## TASK TO CARRY OUT
Set down each line of the data below exactly as it stands, dropping the pictures.

Stored dataset items:
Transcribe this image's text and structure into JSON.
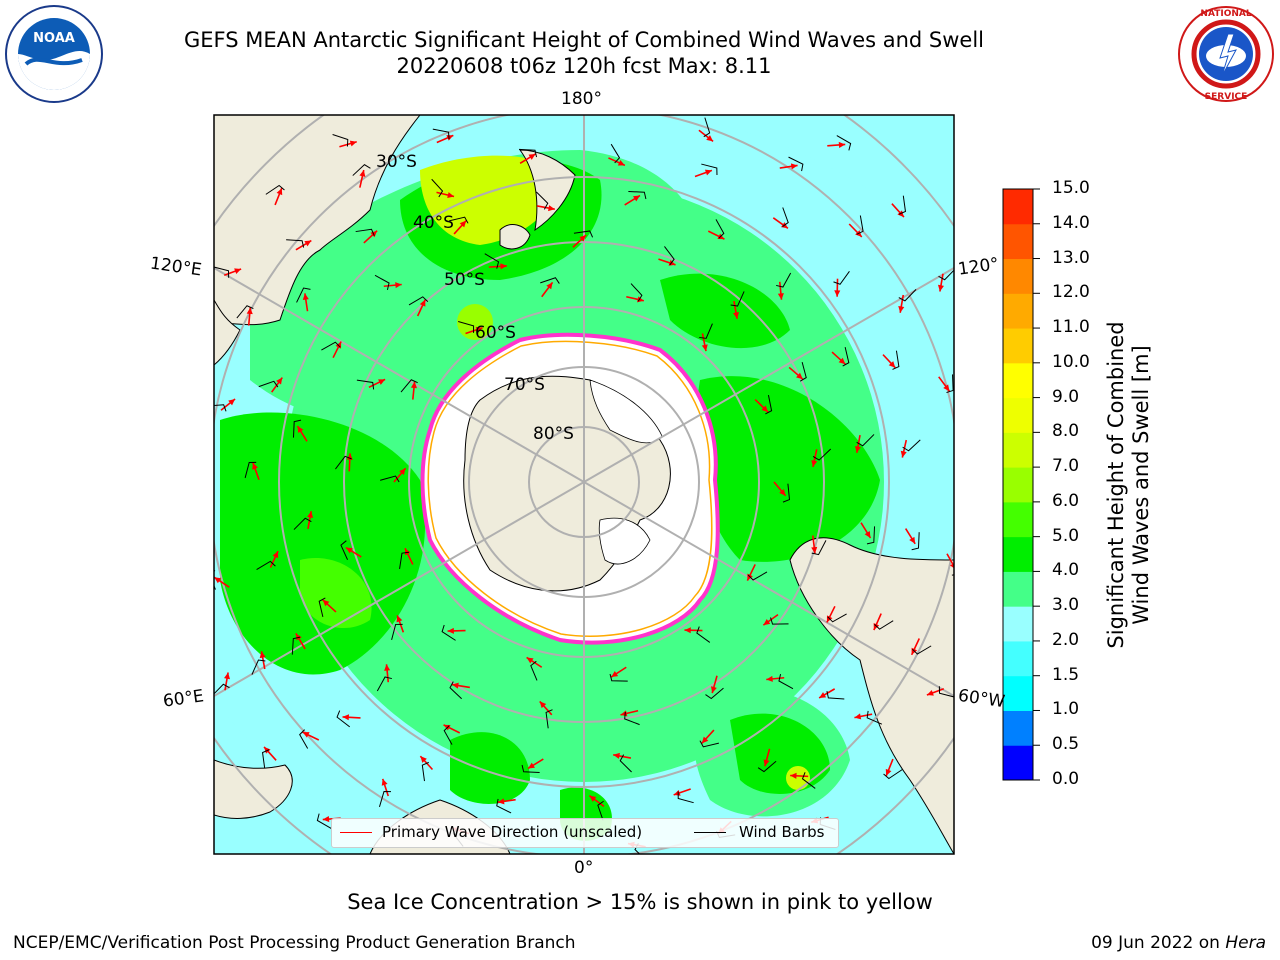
{
  "title": {
    "line1": "GEFS MEAN Antarctic Significant Height of Combined Wind Waves and Swell",
    "line2": "20220608 t06z 120h fcst   Max: 8.11"
  },
  "logos": {
    "left": "NOAA",
    "right_text": "NATIONAL WEATHER SERVICE"
  },
  "map": {
    "projection": "south-polar-stereographic",
    "longitude_labels": {
      "top": "180°",
      "bottom": "0°",
      "left_upper": "120°E",
      "left_lower": "60°E",
      "right_upper": "120°",
      "right_lower": "60°W"
    },
    "latitude_labels": [
      "30°S",
      "40°S",
      "50°S",
      "60°S",
      "70°S",
      "80°S"
    ],
    "colors": {
      "land": "#efecdc",
      "ice_shelf": "#ffffff",
      "sea_ice_edge": "#ff33cc",
      "grid": "#b0b0b0"
    }
  },
  "legend": {
    "wave_direction": "Primary Wave Direction (unscaled)",
    "wind_barbs": "Wind Barbs",
    "wave_color": "#ff0000",
    "barb_color": "#000000"
  },
  "colorbar": {
    "label_line1": "Significant Height of Combined",
    "label_line2": "Wind Waves and Swell [m]",
    "ticks": [
      "15.0",
      "14.0",
      "13.0",
      "12.0",
      "11.0",
      "10.0",
      "9.0",
      "8.0",
      "7.0",
      "6.0",
      "5.0",
      "4.0",
      "3.0",
      "2.0",
      "1.5",
      "1.0",
      "0.5",
      "0.0"
    ],
    "colors": [
      "#0000ff",
      "#0080ff",
      "#00ffff",
      "#44ffff",
      "#99ffff",
      "#44ff88",
      "#00ee00",
      "#44ff00",
      "#99ff00",
      "#ccff00",
      "#eeff00",
      "#ffff00",
      "#ffcc00",
      "#ffaa00",
      "#ff8800",
      "#ff5500",
      "#ff2a00"
    ]
  },
  "footnote": "Sea Ice Concentration > 15% is shown in pink to yellow",
  "credit_left": "NCEP/EMC/Verification Post Processing Product Generation Branch",
  "credit_right": {
    "date": "09 Jun 2022 on",
    "host": "Hera"
  }
}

## WRITTEN RESPONSE
Transcribe this image's text and structure into JSON.
{
  "title": {
    "line1": "GEFS MEAN Antarctic Significant Height of Combined Wind Waves and Swell",
    "line2": "20220608 t06z 120h fcst   Max: 8.11"
  },
  "logos": {
    "left": "NOAA",
    "right_text": "NATIONAL WEATHER SERVICE"
  },
  "map": {
    "projection": "south-polar-stereographic",
    "longitude_labels": {
      "top": "180°",
      "bottom": "0°",
      "left_upper": "120°E",
      "left_lower": "60°E",
      "right_upper": "120°",
      "right_lower": "60°W"
    },
    "latitude_labels": [
      "30°S",
      "40°S",
      "50°S",
      "60°S",
      "70°S",
      "80°S"
    ],
    "colors": {
      "land": "#efecdc",
      "ice_shelf": "#ffffff",
      "sea_ice_edge": "#ff33cc",
      "grid": "#b0b0b0"
    }
  },
  "legend": {
    "wave_direction": "Primary Wave Direction (unscaled)",
    "wind_barbs": "Wind Barbs",
    "wave_color": "#ff0000",
    "barb_color": "#000000"
  },
  "colorbar": {
    "label_line1": "Significant Height of Combined",
    "label_line2": "Wind Waves and Swell [m]",
    "ticks": [
      "15.0",
      "14.0",
      "13.0",
      "12.0",
      "11.0",
      "10.0",
      "9.0",
      "8.0",
      "7.0",
      "6.0",
      "5.0",
      "4.0",
      "3.0",
      "2.0",
      "1.5",
      "1.0",
      "0.5",
      "0.0"
    ],
    "colors": [
      "#0000ff",
      "#0080ff",
      "#00ffff",
      "#44ffff",
      "#99ffff",
      "#44ff88",
      "#00ee00",
      "#44ff00",
      "#99ff00",
      "#ccff00",
      "#eeff00",
      "#ffff00",
      "#ffcc00",
      "#ffaa00",
      "#ff8800",
      "#ff5500",
      "#ff2a00"
    ]
  },
  "footnote": "Sea Ice Concentration > 15% is shown in pink to yellow",
  "credit_left": "NCEP/EMC/Verification Post Processing Product Generation Branch",
  "credit_right": {
    "date": "09 Jun 2022 on",
    "host": "Hera"
  }
}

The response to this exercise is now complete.